▸ **EXERCISE INSTRUCTIONS**: Select lines where the word "this" appears.

◇ ◇ ◇ ◇ ◇

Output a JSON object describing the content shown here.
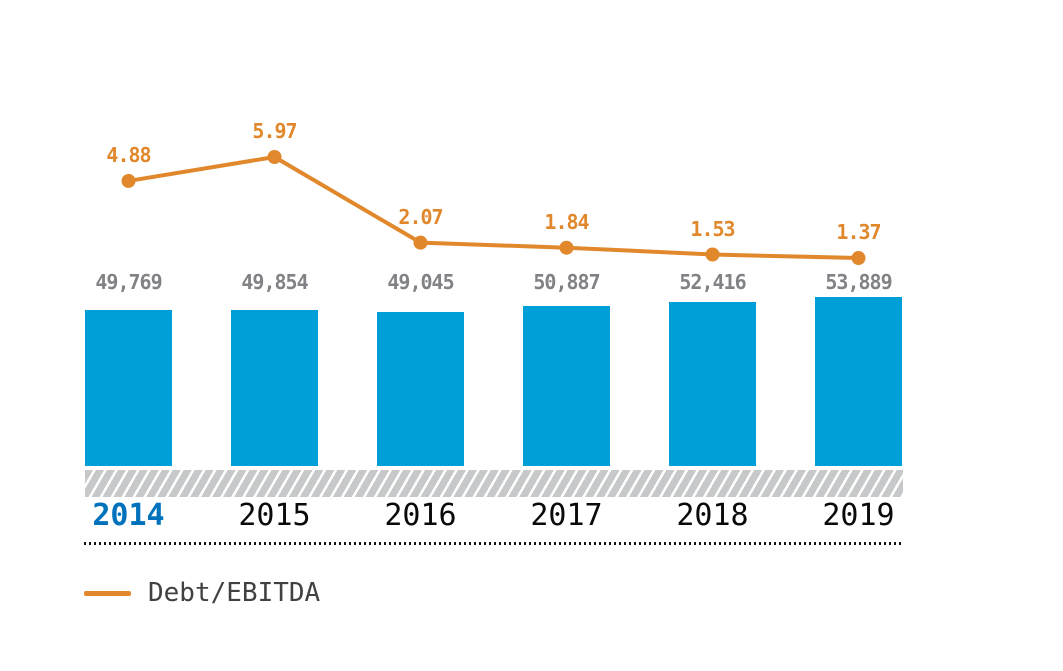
{
  "colors": {
    "bar-blue": "#009FD7",
    "line-orange": "#E0882B",
    "bar-label-gray": "#808285",
    "year-black": "#0A0A0A",
    "year-highlight-blue": "#0072BC",
    "hatch-gray": "#C7C8CA",
    "legend-text": "#414042",
    "divider-black": "#111111"
  },
  "legend": {
    "items": [
      {
        "label": "Debt/EBITDA",
        "swatch": "orange-line",
        "color": "#E0882B"
      }
    ]
  },
  "chart_data": {
    "type": "bar+line combo",
    "title": "",
    "xlabel": "",
    "ylabel": "",
    "grid": false,
    "legend_position": "bottom-left",
    "categories": [
      "2014",
      "2015",
      "2016",
      "2017",
      "2018",
      "2019"
    ],
    "highlighted_category": "2014",
    "series": [
      {
        "name": "",
        "type": "bar",
        "color": "#009FD7",
        "values": [
          49769,
          49854,
          49045,
          50887,
          52416,
          53889
        ],
        "labels": [
          "49,769",
          "49,854",
          "49,045",
          "50,887",
          "52,416",
          "53,889"
        ]
      },
      {
        "name": "Debt/EBITDA",
        "type": "line",
        "color": "#E0882B",
        "values": [
          4.88,
          5.97,
          2.07,
          1.84,
          1.53,
          1.37
        ],
        "labels": [
          "4.88",
          "5.97",
          "2.07",
          "1.84",
          "1.53",
          "1.37"
        ]
      }
    ]
  }
}
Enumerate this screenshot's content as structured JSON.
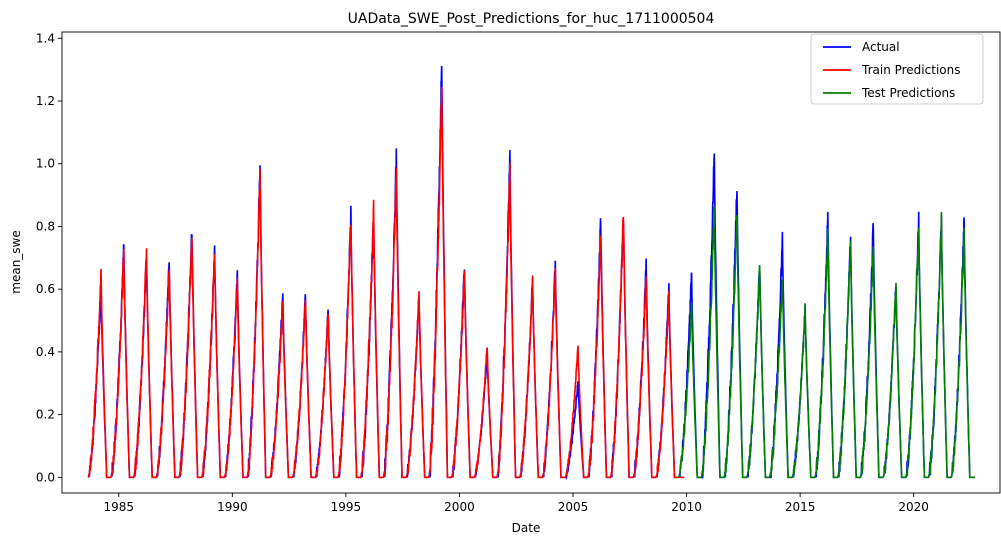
{
  "chart_data": {
    "type": "line",
    "title": "UAData_SWE_Post_Predictions_for_huc_1711000504",
    "xlabel": "Date",
    "ylabel": "mean_swe",
    "xlim": [
      1982.5,
      2023.8
    ],
    "ylim": [
      -0.05,
      1.42
    ],
    "x_ticks": [
      1985,
      1990,
      1995,
      2000,
      2005,
      2010,
      2015,
      2020
    ],
    "y_ticks": [
      0.0,
      0.2,
      0.4,
      0.6,
      0.8,
      1.0,
      1.2,
      1.4
    ],
    "y_tick_labels": [
      "0.0",
      "0.2",
      "0.4",
      "0.6",
      "0.8",
      "1.0",
      "1.2",
      "1.4"
    ],
    "grid": false,
    "legend_position": "top-right",
    "series_style": {
      "Actual": "#0000ff",
      "Train Predictions": "#ff0000",
      "Test Predictions": "#008000"
    },
    "season_peaks": {
      "years": [
        1984,
        1985,
        1986,
        1987,
        1988,
        1989,
        1990,
        1991,
        1992,
        1993,
        1994,
        1995,
        1996,
        1997,
        1998,
        1999,
        2000,
        2001,
        2002,
        2003,
        2004,
        2005,
        2006,
        2007,
        2008,
        2009,
        2010,
        2011,
        2012,
        2013,
        2014,
        2015,
        2016,
        2017,
        2018,
        2019,
        2020,
        2021,
        2022
      ],
      "actual_peak": [
        0.6,
        0.74,
        0.71,
        0.7,
        0.8,
        0.72,
        0.65,
        0.99,
        0.59,
        0.58,
        0.54,
        0.84,
        0.83,
        1.04,
        0.58,
        1.33,
        0.68,
        0.4,
        1.02,
        0.63,
        0.69,
        0.31,
        0.83,
        0.84,
        0.68,
        0.61,
        0.65,
        1.04,
        0.93,
        0.68,
        0.76,
        0.54,
        0.84,
        0.77,
        0.81,
        0.62,
        0.82,
        0.82,
        0.82
      ],
      "train_peak": [
        0.65,
        0.72,
        0.73,
        0.67,
        0.77,
        0.73,
        0.62,
        0.97,
        0.56,
        0.57,
        0.53,
        0.83,
        0.86,
        0.97,
        0.59,
        1.25,
        0.66,
        0.42,
        0.97,
        0.63,
        0.66,
        0.42,
        0.78,
        0.85,
        0.64,
        0.58,
        null,
        null,
        null,
        null,
        null,
        null,
        null,
        null,
        null,
        null,
        null,
        null,
        null
      ],
      "test_peak": [
        null,
        null,
        null,
        null,
        null,
        null,
        null,
        null,
        null,
        null,
        null,
        null,
        null,
        null,
        null,
        null,
        null,
        null,
        null,
        null,
        null,
        null,
        null,
        null,
        null,
        null,
        0.55,
        0.86,
        0.84,
        0.69,
        0.65,
        0.54,
        0.78,
        0.75,
        0.74,
        0.63,
        0.8,
        0.82,
        0.78
      ]
    },
    "series": [
      {
        "name": "Actual"
      },
      {
        "name": "Train Predictions"
      },
      {
        "name": "Test Predictions"
      }
    ]
  }
}
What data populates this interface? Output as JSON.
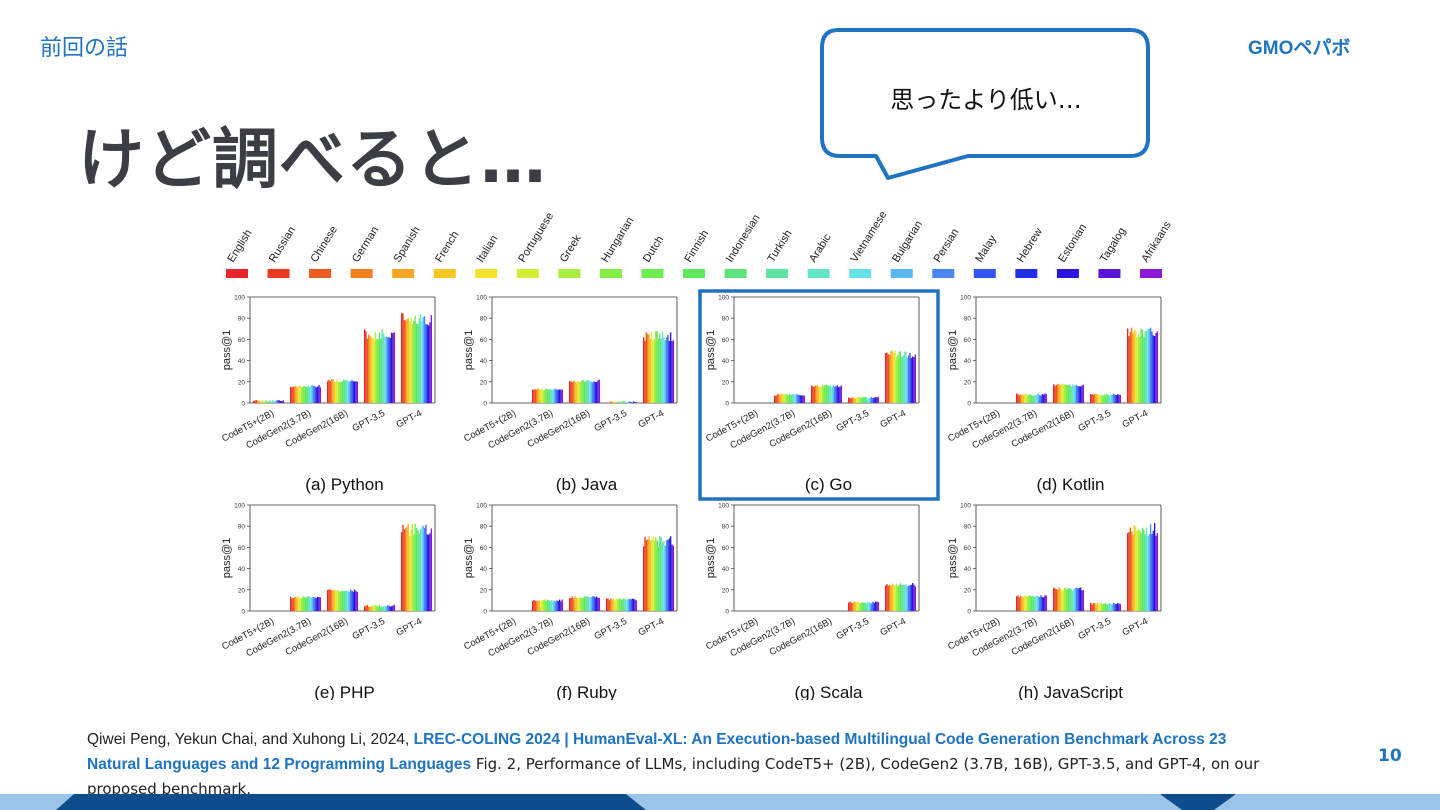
{
  "slide": {
    "section": "前回の話",
    "title": "けど調べると…",
    "bubble_text": "思ったより低い…",
    "page_number": "10",
    "logo": {
      "text": "GMOペパボ",
      "color": "#1f73c1"
    },
    "colors": {
      "accent": "#1f73c1",
      "title": "#3b3f45",
      "footer_dark": "#0e4d8c",
      "footer_light": "#9cc3e8"
    }
  },
  "reference": {
    "authors": "Qiwei Peng, Yekun Chai, and Xuhong Li, 2024, ",
    "link_text": "LREC-COLING 2024 | HumanEval-XL: An Execution-based Multilingual Code Generation Benchmark Across 23 Natural Languages and 12 Programming Languages",
    "caption": " Fig.  2,  Performance of LLMs, including CodeT5+ (2B), CodeGen2 (3.7B, 16B), GPT-3.5, and GPT-4, on our proposed benchmark."
  },
  "chart_data": {
    "type": "bar",
    "legend": {
      "languages": [
        "English",
        "Russian",
        "Chinese",
        "German",
        "Spanish",
        "French",
        "Italian",
        "Portuguese",
        "Greek",
        "Hungarian",
        "Dutch",
        "Finnish",
        "Indonesian",
        "Turkish",
        "Arabic",
        "Vietnamese",
        "Bulgarian",
        "Persian",
        "Malay",
        "Hebrew",
        "Estonian",
        "Tagalog",
        "Afrikaans"
      ],
      "colors": [
        "#e8262b",
        "#ea3a22",
        "#ee5a1f",
        "#f2801e",
        "#f5a623",
        "#f6c623",
        "#f2e32a",
        "#d7ed35",
        "#a9ef3f",
        "#85ef45",
        "#6ded4f",
        "#5fe85e",
        "#5ce47a",
        "#5fe3a0",
        "#64e5c6",
        "#66e1e8",
        "#5bb7f3",
        "#4a87f3",
        "#3256ef",
        "#2030e8",
        "#2a14de",
        "#5a12d8",
        "#8c1ad8"
      ]
    },
    "ylabel": "pass@1",
    "ylim": [
      0,
      100
    ],
    "yticks": [
      0,
      20,
      40,
      60,
      80,
      100
    ],
    "categories": [
      "CodeT5+(2B)",
      "CodeGen2(3.7B)",
      "CodeGen2(16B)",
      "GPT-3.5",
      "GPT-4"
    ],
    "highlight": "(c) Go",
    "panels": [
      {
        "title": "(a) Python",
        "values": [
          2,
          16,
          21,
          65,
          79
        ]
      },
      {
        "title": "(b) Java",
        "values": [
          0,
          13,
          21,
          1,
          63
        ]
      },
      {
        "title": "(c) Go",
        "values": [
          0,
          8,
          16,
          5,
          46
        ]
      },
      {
        "title": "(d) Kotlin",
        "values": [
          0,
          8,
          17,
          8,
          66
        ]
      },
      {
        "title": "(e) PHP",
        "values": [
          0,
          13,
          19,
          5,
          77
        ]
      },
      {
        "title": "(f) Ruby",
        "values": [
          0,
          10,
          13,
          11,
          66
        ]
      },
      {
        "title": "(g) Scala",
        "values": [
          0,
          0,
          0,
          8,
          25
        ]
      },
      {
        "title": "(h) JavaScript",
        "values": [
          0,
          14,
          21,
          7,
          77
        ]
      }
    ]
  }
}
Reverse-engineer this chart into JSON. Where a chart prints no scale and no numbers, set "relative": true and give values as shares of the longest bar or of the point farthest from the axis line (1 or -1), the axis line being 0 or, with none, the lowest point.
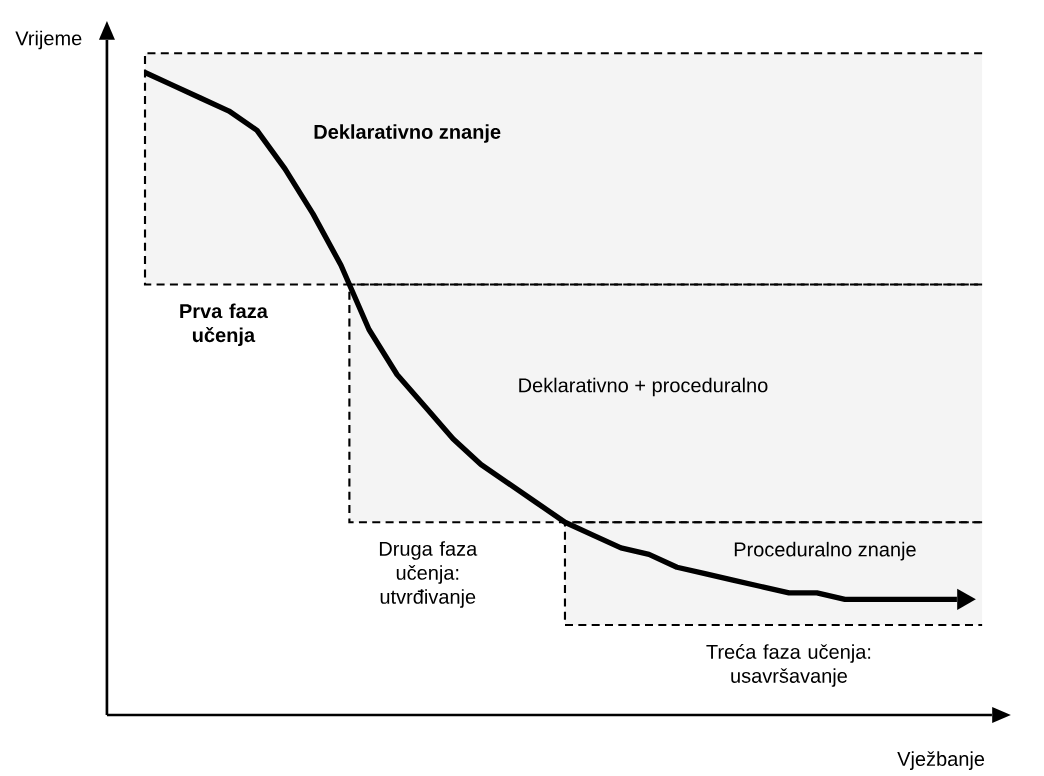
{
  "chart_data": {
    "type": "line",
    "relative": true,
    "xlabel": "Vježbanje",
    "ylabel": "Vrijeme",
    "categories": [
      null,
      null,
      null,
      null,
      null,
      null,
      null,
      null,
      null,
      null,
      null,
      null,
      null,
      null,
      null,
      null,
      null,
      null,
      null,
      null,
      null,
      null,
      null,
      null,
      null,
      null,
      null,
      null,
      null,
      null
    ],
    "series": [
      {
        "color": "#000000",
        "values": [
          1.0,
          0.98,
          0.96,
          0.94,
          0.91,
          0.85,
          0.78,
          0.7,
          0.6,
          0.53,
          0.48,
          0.43,
          0.39,
          0.36,
          0.33,
          0.3,
          0.28,
          0.26,
          0.25,
          0.23,
          0.22,
          0.21,
          0.2,
          0.19,
          0.19,
          0.18,
          0.18,
          0.18,
          0.18,
          0.18
        ]
      }
    ],
    "bands": [
      {
        "axis": "y",
        "from": 0.67,
        "to": 1.03,
        "label": "Deklarativno znanje",
        "color": "#f4f4f4"
      },
      {
        "axis": "y",
        "from": 0.3,
        "to": 0.67,
        "label": "Deklarativno + proceduralno",
        "color": "#f4f4f4"
      },
      {
        "axis": "y",
        "from": 0.14,
        "to": 0.3,
        "label": "Proceduralno znanje",
        "color": "#f4f4f4"
      }
    ],
    "annotations": [
      "Prva faza učenja",
      "Druga faza učenja: utvrđivanje",
      "Treća faza učenja: usavršavanje"
    ],
    "marker": "none",
    "line_style": "solid"
  }
}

◇ ◇ ◇ ◇ ◇

▸ **EXERCISE SOLUTION**:
Enumerate this screenshot's content as structured JSON.
What data populates this interface? Output as JSON.
Reverse-engineer this chart into JSON. Where a chart prints no scale and no numbers, set "relative": true and give values as shares of the longest bar or of the point farthest from the axis line (1 or -1), the axis line being 0 or, with none, the lowest point.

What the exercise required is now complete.